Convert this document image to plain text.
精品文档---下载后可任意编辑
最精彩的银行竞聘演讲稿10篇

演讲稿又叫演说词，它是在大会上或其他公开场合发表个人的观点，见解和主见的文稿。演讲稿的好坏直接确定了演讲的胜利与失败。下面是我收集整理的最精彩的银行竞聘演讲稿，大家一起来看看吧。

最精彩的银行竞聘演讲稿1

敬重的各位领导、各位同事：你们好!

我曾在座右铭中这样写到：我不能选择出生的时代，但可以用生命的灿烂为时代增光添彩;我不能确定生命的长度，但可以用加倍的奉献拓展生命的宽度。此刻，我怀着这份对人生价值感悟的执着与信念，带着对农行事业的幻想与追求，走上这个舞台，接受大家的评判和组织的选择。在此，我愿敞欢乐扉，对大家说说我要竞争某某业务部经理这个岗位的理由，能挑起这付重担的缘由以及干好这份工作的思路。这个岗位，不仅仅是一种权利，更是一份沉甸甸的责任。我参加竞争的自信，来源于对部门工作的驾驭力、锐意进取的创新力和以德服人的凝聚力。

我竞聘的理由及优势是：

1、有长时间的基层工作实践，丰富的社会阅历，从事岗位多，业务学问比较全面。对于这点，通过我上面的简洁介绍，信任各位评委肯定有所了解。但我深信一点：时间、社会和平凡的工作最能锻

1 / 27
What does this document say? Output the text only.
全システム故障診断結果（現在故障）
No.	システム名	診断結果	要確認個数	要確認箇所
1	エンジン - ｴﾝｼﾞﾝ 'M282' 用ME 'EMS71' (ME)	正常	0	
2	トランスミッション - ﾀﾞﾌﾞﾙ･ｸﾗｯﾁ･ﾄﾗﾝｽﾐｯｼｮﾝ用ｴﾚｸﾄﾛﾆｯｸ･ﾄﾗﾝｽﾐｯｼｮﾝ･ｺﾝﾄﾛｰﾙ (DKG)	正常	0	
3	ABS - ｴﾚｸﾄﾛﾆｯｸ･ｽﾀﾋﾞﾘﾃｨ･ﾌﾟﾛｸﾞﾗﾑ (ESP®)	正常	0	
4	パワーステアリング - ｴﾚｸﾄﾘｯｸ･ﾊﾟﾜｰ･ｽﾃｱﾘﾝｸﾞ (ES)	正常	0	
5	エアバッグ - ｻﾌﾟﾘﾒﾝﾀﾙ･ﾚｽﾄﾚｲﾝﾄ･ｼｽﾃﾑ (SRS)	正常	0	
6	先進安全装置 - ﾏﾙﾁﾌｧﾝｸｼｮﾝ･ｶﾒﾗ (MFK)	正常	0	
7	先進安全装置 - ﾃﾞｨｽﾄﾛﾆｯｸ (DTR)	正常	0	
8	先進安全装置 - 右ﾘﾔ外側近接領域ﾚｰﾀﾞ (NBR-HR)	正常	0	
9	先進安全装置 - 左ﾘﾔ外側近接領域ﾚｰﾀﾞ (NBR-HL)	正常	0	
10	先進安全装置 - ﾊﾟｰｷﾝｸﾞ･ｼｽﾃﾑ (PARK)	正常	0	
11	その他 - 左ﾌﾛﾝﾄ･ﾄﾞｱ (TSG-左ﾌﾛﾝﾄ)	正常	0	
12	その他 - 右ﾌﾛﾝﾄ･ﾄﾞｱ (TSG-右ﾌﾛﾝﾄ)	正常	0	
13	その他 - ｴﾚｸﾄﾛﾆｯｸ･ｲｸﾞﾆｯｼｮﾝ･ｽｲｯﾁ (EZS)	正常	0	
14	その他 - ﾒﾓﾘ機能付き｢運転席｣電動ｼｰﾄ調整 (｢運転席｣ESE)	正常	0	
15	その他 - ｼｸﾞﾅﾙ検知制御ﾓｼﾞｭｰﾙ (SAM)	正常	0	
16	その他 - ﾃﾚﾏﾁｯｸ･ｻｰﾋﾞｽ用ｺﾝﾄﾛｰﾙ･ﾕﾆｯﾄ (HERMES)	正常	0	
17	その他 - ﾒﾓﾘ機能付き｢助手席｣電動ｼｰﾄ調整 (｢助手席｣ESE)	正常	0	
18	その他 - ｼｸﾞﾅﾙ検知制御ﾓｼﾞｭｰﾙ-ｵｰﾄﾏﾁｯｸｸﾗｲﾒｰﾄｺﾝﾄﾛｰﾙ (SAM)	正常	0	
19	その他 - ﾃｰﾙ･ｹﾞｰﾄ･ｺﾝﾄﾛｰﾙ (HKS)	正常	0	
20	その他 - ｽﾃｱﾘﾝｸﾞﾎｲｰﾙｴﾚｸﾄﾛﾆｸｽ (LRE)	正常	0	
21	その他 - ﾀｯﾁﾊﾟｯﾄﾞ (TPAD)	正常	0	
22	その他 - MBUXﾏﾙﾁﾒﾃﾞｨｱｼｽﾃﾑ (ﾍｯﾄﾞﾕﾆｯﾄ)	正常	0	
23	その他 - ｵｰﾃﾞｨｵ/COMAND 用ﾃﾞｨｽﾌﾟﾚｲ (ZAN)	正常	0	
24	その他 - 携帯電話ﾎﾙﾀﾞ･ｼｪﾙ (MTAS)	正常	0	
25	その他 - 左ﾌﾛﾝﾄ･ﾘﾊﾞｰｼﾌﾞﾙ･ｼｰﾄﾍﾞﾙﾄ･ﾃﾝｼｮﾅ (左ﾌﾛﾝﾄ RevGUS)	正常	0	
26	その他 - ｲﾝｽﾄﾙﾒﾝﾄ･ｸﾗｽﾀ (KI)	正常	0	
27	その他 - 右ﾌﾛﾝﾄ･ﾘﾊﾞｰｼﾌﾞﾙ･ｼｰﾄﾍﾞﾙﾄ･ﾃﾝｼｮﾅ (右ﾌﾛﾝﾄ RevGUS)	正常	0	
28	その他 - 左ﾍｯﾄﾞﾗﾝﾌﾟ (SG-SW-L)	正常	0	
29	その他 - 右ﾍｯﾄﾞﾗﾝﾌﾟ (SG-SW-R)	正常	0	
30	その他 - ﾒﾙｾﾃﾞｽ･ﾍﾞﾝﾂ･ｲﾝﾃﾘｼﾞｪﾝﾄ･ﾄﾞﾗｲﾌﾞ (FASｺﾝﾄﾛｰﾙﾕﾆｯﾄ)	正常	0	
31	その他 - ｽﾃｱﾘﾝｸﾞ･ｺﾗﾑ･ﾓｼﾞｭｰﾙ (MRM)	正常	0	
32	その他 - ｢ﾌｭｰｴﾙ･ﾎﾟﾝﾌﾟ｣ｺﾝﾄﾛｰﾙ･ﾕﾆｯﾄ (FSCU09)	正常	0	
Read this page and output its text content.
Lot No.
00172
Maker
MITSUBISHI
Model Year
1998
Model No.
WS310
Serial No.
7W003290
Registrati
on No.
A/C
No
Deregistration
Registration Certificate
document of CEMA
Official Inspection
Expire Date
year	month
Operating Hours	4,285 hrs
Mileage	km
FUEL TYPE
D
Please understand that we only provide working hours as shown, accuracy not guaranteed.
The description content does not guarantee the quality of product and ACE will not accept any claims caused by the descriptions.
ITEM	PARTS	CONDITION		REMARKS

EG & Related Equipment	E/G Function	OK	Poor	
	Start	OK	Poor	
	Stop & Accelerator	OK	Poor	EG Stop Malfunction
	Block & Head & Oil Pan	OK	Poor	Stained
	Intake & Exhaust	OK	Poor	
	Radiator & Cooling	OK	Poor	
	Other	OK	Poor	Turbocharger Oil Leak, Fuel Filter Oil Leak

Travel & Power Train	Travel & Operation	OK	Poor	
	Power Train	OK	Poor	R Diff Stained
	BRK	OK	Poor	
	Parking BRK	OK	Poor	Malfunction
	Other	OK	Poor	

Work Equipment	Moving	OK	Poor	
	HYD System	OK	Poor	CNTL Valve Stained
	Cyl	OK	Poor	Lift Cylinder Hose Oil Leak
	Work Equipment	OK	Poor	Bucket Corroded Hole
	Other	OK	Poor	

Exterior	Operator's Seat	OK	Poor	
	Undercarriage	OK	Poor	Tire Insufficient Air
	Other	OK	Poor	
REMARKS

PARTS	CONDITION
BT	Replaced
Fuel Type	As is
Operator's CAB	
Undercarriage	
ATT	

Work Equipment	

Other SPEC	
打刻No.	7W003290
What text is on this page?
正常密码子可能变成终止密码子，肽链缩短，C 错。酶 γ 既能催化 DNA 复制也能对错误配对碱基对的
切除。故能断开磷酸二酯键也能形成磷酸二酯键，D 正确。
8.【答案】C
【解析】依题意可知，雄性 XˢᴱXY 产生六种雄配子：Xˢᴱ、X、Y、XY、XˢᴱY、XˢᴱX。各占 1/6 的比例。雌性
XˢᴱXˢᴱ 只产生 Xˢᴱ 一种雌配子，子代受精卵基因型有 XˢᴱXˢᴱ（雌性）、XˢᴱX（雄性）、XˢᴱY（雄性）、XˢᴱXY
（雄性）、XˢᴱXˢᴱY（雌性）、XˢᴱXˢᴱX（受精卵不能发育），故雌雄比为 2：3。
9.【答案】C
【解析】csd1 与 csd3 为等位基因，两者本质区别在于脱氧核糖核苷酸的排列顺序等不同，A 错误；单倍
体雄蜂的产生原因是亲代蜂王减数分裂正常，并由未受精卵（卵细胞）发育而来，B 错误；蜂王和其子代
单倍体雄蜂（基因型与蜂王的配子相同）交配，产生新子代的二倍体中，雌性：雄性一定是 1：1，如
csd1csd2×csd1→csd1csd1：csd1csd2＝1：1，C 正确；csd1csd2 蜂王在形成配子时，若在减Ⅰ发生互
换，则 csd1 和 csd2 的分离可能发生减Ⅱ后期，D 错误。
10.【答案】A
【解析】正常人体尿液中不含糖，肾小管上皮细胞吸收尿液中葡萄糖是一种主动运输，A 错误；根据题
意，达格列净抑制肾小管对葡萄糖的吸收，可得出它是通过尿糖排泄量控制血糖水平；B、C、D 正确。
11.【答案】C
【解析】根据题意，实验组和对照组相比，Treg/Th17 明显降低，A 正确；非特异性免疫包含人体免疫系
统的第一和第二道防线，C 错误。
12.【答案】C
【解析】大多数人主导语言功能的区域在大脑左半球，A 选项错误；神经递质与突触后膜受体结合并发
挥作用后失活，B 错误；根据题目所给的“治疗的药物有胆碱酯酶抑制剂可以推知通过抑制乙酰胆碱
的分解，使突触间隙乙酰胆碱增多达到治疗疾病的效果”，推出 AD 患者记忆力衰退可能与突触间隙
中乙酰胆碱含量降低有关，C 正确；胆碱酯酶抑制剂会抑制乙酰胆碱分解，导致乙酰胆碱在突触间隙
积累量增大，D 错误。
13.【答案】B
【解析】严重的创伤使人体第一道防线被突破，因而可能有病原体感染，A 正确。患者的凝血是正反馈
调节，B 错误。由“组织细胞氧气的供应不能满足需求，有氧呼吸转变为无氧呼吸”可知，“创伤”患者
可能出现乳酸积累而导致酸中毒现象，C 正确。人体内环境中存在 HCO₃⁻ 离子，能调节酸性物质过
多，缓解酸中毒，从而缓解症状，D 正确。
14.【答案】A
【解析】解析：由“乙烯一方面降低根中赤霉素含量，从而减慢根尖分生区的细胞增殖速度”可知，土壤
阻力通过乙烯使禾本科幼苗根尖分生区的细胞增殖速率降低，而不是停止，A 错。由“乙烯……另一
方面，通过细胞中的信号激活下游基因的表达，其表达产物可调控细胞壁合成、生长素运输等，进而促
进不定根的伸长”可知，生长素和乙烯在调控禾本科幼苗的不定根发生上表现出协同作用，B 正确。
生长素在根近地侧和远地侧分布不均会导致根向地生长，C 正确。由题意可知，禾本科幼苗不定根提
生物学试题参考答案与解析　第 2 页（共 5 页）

▶ Do this
Extract each line holding the word "REMARKS" from the records.

▶ Reply
ITEM	PARTS	CONDITION		REMARKS
REMARKS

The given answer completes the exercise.